=== Records to process ===
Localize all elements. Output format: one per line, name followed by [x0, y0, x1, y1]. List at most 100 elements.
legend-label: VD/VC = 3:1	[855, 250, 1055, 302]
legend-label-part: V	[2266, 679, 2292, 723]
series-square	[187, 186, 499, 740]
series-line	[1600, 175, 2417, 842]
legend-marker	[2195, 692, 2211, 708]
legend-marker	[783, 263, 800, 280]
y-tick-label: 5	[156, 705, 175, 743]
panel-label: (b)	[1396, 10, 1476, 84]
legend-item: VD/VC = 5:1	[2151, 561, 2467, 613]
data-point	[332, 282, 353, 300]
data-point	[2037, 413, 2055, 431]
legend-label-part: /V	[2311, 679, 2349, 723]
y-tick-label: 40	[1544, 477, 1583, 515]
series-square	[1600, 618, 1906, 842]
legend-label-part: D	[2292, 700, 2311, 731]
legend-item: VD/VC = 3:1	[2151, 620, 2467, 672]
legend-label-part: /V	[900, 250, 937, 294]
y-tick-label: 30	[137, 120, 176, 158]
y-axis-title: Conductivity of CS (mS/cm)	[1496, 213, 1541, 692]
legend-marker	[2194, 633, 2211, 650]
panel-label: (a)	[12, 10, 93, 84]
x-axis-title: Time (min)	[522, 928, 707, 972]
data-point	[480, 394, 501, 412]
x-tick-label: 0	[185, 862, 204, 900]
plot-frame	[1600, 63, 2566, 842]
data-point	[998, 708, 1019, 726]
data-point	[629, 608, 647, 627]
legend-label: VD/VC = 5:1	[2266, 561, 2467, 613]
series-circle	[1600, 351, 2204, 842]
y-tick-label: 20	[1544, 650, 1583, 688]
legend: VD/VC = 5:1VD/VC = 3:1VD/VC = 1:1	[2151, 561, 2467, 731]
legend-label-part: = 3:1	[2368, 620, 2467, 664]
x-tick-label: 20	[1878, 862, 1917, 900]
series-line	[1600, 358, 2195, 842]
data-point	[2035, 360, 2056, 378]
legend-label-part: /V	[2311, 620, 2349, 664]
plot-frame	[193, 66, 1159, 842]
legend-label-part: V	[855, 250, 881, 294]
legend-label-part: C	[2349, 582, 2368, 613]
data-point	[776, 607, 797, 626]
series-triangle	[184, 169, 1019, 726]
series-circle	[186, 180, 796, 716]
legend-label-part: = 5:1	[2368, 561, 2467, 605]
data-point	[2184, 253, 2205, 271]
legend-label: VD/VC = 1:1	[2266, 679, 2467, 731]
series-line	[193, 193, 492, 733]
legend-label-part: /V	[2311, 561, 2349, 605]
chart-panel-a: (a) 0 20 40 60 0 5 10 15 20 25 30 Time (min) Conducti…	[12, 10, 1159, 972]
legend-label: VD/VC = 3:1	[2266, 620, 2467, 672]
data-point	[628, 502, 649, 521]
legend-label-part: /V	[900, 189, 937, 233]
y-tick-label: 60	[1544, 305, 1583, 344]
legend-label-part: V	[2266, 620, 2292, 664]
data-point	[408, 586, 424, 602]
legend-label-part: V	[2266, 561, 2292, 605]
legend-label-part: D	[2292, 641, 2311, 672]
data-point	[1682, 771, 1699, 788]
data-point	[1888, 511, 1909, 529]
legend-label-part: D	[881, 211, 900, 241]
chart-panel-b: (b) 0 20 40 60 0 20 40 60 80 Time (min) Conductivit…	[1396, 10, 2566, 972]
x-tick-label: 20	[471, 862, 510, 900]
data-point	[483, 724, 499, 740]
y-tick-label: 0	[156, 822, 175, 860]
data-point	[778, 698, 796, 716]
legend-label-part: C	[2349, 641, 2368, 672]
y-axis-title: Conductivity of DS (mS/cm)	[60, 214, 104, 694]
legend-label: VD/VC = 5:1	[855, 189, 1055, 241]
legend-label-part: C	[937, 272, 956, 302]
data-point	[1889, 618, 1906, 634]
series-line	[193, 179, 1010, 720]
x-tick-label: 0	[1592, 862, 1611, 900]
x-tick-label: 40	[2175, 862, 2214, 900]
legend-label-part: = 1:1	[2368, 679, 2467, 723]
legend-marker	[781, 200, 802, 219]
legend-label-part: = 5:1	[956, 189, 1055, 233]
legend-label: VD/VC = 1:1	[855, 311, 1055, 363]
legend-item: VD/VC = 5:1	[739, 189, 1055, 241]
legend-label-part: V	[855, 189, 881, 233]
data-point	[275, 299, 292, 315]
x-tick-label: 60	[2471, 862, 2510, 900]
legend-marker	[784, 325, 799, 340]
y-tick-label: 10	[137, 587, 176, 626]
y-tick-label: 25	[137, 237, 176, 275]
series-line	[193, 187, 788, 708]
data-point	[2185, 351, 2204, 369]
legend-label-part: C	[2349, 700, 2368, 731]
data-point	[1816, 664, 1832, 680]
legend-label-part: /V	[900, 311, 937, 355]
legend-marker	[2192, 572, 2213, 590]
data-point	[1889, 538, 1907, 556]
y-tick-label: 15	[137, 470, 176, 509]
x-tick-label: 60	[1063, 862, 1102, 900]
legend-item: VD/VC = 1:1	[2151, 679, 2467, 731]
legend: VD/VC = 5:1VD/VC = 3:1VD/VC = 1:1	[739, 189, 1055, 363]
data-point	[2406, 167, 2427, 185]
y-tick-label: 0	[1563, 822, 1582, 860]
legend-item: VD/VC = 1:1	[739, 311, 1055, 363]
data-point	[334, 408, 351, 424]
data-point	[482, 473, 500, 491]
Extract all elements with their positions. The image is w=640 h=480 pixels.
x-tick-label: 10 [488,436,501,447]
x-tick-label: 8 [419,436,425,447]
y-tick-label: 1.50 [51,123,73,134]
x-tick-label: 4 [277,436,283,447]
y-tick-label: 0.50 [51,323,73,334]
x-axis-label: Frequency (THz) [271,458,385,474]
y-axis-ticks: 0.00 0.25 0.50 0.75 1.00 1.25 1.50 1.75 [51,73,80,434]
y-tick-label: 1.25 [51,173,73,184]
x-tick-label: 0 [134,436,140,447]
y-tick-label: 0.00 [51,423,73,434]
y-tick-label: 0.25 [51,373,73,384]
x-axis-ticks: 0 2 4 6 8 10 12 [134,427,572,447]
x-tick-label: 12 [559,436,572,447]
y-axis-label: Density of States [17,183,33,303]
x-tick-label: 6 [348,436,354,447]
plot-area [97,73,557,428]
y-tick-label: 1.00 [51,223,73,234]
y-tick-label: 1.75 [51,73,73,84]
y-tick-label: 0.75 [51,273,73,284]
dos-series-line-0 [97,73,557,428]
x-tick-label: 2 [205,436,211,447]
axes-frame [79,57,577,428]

=== Directions for this task ===
Rewrite the entries from the first line through the line containing "633, 2211, 650]", changing "legend-marker" to "legend-symbol" and leaving everything else as it is.

=== Written response ===
Localize all elements. Output format: one per line, name followed by [x0, y0, x1, y1]. List at most 100 elements.
legend-label: VD/VC = 3:1	[855, 250, 1055, 302]
legend-label-part: V	[2266, 679, 2292, 723]
series-square	[187, 186, 499, 740]
series-line	[1600, 175, 2417, 842]
legend-symbol	[2195, 692, 2211, 708]
legend-symbol	[783, 263, 800, 280]
y-tick-label: 5	[156, 705, 175, 743]
panel-label: (b)	[1396, 10, 1476, 84]
legend-item: VD/VC = 5:1	[2151, 561, 2467, 613]
data-point	[332, 282, 353, 300]
data-point	[2037, 413, 2055, 431]
legend-label-part: /V	[2311, 679, 2349, 723]
y-tick-label: 40	[1544, 477, 1583, 515]
series-square	[1600, 618, 1906, 842]
legend-label-part: D	[2292, 700, 2311, 731]
legend-item: VD/VC = 3:1	[2151, 620, 2467, 672]
legend-label-part: /V	[900, 250, 937, 294]
y-tick-label: 30	[137, 120, 176, 158]
y-axis-title: Conductivity of CS (mS/cm)	[1496, 213, 1541, 692]
legend-symbol	[2194, 633, 2211, 650]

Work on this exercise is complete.